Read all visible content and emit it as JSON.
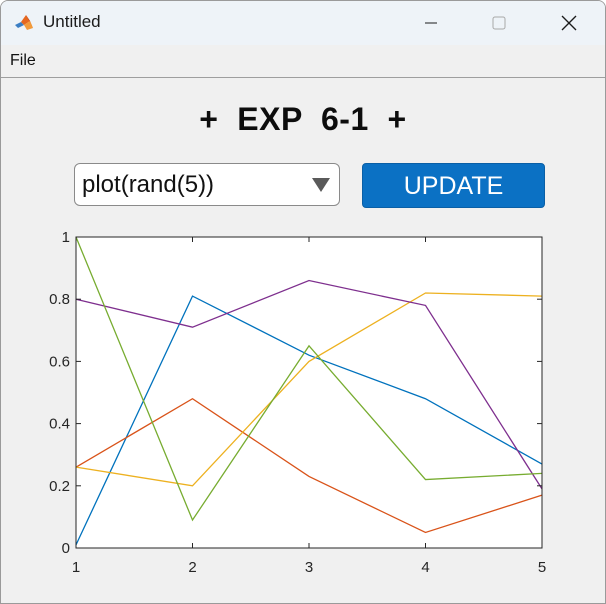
{
  "window": {
    "title": "Untitled",
    "app_icon": "matlab-logo-icon",
    "controls": [
      "minimize-icon",
      "maximize-icon",
      "close-icon"
    ]
  },
  "menu": {
    "items": [
      {
        "label": "File"
      }
    ]
  },
  "main": {
    "heading": "+  EXP  6-1  +",
    "dropdown": {
      "value": "plot(rand(5))",
      "icon": "caret-down-icon"
    },
    "update_label": "UPDATE",
    "colors": {
      "button_bg": "#0b71c4",
      "window_bg": "#f0f0f0",
      "titlebar_bg": "#eef3f8"
    }
  },
  "chart_data": {
    "type": "line",
    "x": [
      1,
      2,
      3,
      4,
      5
    ],
    "xlim": [
      1,
      5
    ],
    "ylim": [
      0,
      1
    ],
    "xticks": [
      "1",
      "2",
      "3",
      "4",
      "5"
    ],
    "yticks": [
      "0",
      "0.2",
      "0.4",
      "0.6",
      "0.8",
      "1"
    ],
    "grid": false,
    "title": "",
    "xlabel": "",
    "ylabel": "",
    "series": [
      {
        "color": "#0072bd",
        "values": [
          0.01,
          0.81,
          0.62,
          0.48,
          0.27
        ]
      },
      {
        "color": "#d95319",
        "values": [
          0.26,
          0.48,
          0.23,
          0.05,
          0.17
        ]
      },
      {
        "color": "#edb120",
        "values": [
          0.26,
          0.2,
          0.6,
          0.82,
          0.81
        ]
      },
      {
        "color": "#7e2f8e",
        "values": [
          0.8,
          0.71,
          0.86,
          0.78,
          0.19
        ]
      },
      {
        "color": "#77ac30",
        "values": [
          1.0,
          0.09,
          0.65,
          0.22,
          0.24
        ]
      }
    ]
  }
}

■ ■ ■ ■ ■

Give the count of lines holding the word "icon", with no other words.

5